Saved entries
* begin *

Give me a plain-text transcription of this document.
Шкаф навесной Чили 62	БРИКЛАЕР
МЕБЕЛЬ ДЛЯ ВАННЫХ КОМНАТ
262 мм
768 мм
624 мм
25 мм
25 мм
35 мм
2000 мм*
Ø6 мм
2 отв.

* end *

- TASK REQUIREMENTS -
Repeat each entry word for word.

- EXERCISE OUTPUT -
Give me a plain-text transcription of this document.
Шкаф навесной Чили 62	БРИКЛАЕР
МЕБЕЛЬ ДЛЯ ВАННЫХ КОМНАТ
262 мм
768 мм
624 мм
25 мм
25 мм
35 мм
2000 мм*
Ø6 мм
2 отв.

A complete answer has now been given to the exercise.